Dataset entries:
········

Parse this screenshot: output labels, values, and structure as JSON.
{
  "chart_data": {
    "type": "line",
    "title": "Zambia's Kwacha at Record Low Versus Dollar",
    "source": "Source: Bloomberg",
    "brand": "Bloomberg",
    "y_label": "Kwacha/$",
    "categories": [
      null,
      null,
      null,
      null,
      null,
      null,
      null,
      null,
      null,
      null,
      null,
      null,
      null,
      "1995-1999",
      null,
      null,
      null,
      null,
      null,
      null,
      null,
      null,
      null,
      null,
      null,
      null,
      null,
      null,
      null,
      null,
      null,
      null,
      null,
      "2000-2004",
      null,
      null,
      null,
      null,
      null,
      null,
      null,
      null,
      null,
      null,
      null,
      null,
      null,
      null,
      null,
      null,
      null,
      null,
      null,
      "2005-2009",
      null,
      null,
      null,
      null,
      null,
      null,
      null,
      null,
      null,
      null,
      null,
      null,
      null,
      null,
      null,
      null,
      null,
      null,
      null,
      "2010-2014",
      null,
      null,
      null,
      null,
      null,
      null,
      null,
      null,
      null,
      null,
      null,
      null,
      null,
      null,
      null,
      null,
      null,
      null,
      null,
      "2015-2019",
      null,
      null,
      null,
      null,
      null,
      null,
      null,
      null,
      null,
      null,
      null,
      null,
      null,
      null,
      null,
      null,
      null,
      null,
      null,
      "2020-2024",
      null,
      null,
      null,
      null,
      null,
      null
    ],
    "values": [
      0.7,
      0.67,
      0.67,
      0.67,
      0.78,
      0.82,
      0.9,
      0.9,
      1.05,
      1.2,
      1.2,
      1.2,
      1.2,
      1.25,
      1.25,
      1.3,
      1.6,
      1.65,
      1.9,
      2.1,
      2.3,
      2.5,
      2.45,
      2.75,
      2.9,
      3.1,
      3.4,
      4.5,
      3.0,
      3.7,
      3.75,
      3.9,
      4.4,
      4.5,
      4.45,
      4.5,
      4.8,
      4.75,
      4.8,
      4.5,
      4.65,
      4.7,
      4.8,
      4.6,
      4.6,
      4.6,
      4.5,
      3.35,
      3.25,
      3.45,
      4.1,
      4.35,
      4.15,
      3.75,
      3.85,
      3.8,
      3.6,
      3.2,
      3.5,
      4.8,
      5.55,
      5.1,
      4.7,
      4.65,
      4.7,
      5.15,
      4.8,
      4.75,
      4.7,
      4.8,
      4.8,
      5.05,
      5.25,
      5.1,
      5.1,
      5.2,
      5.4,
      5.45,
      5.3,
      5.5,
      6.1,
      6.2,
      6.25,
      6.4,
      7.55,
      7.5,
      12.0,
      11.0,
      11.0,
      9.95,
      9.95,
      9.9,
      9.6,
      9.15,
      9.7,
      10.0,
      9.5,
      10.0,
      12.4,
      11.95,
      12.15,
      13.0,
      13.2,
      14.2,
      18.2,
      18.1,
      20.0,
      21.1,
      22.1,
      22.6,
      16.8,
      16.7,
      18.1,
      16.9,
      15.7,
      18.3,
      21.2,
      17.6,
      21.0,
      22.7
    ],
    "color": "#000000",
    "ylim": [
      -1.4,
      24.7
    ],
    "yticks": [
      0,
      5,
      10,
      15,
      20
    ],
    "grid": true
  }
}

········

Problem to work on: Write out the complete set of records exactly as given.

Result:
Parse this screenshot: output labels, values, and structure as JSON.
{
  "chart_data": {
    "type": "line",
    "title": "Zambia's Kwacha at Record Low Versus Dollar",
    "source": "Source: Bloomberg",
    "brand": "Bloomberg",
    "y_label": "Kwacha/$",
    "categories": [
      null,
      null,
      null,
      null,
      null,
      null,
      null,
      null,
      null,
      null,
      null,
      null,
      null,
      "1995-1999",
      null,
      null,
      null,
      null,
      null,
      null,
      null,
      null,
      null,
      null,
      null,
      null,
      null,
      null,
      null,
      null,
      null,
      null,
      null,
      "2000-2004",
      null,
      null,
      null,
      null,
      null,
      null,
      null,
      null,
      null,
      null,
      null,
      null,
      null,
      null,
      null,
      null,
      null,
      null,
      null,
      "2005-2009",
      null,
      null,
      null,
      null,
      null,
      null,
      null,
      null,
      null,
      null,
      null,
      null,
      null,
      null,
      null,
      null,
      null,
      null,
      null,
      "2010-2014",
      null,
      null,
      null,
      null,
      null,
      null,
      null,
      null,
      null,
      null,
      null,
      null,
      null,
      null,
      null,
      null,
      null,
      null,
      null,
      "2015-2019",
      null,
      null,
      null,
      null,
      null,
      null,
      null,
      null,
      null,
      null,
      null,
      null,
      null,
      null,
      null,
      null,
      null,
      null,
      null,
      "2020-2024",
      null,
      null,
      null,
      null,
      null,
      null
    ],
    "values": [
      0.7,
      0.67,
      0.67,
      0.67,
      0.78,
      0.82,
      0.9,
      0.9,
      1.05,
      1.2,
      1.2,
      1.2,
      1.2,
      1.25,
      1.25,
      1.3,
      1.6,
      1.65,
      1.9,
      2.1,
      2.3,
      2.5,
      2.45,
      2.75,
      2.9,
      3.1,
      3.4,
      4.5,
      3.0,
      3.7,
      3.75,
      3.9,
      4.4,
      4.5,
      4.45,
      4.5,
      4.8,
      4.75,
      4.8,
      4.5,
      4.65,
      4.7,
      4.8,
      4.6,
      4.6,
      4.6,
      4.5,
      3.35,
      3.25,
      3.45,
      4.1,
      4.35,
      4.15,
      3.75,
      3.85,
      3.8,
      3.6,
      3.2,
      3.5,
      4.8,
      5.55,
      5.1,
      4.7,
      4.65,
      4.7,
      5.15,
      4.8,
      4.75,
      4.7,
      4.8,
      4.8,
      5.05,
      5.25,
      5.1,
      5.1,
      5.2,
      5.4,
      5.45,
      5.3,
      5.5,
      6.1,
      6.2,
      6.25,
      6.4,
      7.55,
      7.5,
      12.0,
      11.0,
      11.0,
      9.95,
      9.95,
      9.9,
      9.6,
      9.15,
      9.7,
      10.0,
      9.5,
      10.0,
      12.4,
      11.95,
      12.15,
      13.0,
      13.2,
      14.2,
      18.2,
      18.1,
      20.0,
      21.1,
      22.1,
      22.6,
      16.8,
      16.7,
      18.1,
      16.9,
      15.7,
      18.3,
      21.2,
      17.6,
      21.0,
      22.7
    ],
    "color": "#000000",
    "ylim": [
      -1.4,
      24.7
    ],
    "yticks": [
      0,
      5,
      10,
      15,
      20
    ],
    "grid": true
  }
}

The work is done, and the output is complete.